LISTING ▸
###

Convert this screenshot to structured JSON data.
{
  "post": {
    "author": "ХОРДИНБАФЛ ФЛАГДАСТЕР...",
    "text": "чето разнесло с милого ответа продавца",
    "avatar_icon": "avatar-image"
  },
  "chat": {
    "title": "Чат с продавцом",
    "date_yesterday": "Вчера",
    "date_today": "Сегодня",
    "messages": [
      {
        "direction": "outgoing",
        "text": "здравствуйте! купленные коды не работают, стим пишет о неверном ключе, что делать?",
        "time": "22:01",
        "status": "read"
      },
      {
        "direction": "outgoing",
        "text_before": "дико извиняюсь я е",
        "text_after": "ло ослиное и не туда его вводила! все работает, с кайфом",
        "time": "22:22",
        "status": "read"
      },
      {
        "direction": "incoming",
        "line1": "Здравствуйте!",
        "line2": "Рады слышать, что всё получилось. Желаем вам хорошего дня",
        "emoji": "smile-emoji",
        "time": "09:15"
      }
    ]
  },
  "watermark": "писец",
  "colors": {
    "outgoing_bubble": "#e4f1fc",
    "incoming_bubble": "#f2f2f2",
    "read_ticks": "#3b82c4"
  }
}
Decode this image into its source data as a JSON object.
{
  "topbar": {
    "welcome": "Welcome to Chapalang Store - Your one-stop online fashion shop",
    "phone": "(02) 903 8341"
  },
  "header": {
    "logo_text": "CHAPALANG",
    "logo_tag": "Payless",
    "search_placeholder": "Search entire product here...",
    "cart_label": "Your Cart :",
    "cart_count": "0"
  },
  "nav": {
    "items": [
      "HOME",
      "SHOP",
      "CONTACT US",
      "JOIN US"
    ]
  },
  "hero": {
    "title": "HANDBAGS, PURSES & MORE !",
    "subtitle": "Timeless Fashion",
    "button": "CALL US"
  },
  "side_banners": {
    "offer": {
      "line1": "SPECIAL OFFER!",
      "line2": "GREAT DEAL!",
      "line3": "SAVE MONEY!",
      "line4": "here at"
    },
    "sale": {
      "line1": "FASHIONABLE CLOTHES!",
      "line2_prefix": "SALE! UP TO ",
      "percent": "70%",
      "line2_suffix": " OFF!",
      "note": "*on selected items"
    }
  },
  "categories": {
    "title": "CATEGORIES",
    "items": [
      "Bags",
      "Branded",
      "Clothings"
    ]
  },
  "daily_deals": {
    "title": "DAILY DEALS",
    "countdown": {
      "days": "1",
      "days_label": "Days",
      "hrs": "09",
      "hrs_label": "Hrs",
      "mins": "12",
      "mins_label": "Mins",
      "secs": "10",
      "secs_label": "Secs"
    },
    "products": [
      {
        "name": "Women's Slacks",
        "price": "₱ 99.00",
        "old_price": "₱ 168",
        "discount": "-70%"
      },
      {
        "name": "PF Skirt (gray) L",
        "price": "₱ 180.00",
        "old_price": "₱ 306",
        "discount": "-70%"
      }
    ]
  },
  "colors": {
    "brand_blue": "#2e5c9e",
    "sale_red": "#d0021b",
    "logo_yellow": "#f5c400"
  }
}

###

TASK TO COMPLETE ▸
Identify all lines where the word "data" shows up. Copy them.

EXERCISE SOLUTION ▸
Convert this screenshot to structured JSON data.
Decode this image into its source data as a JSON object.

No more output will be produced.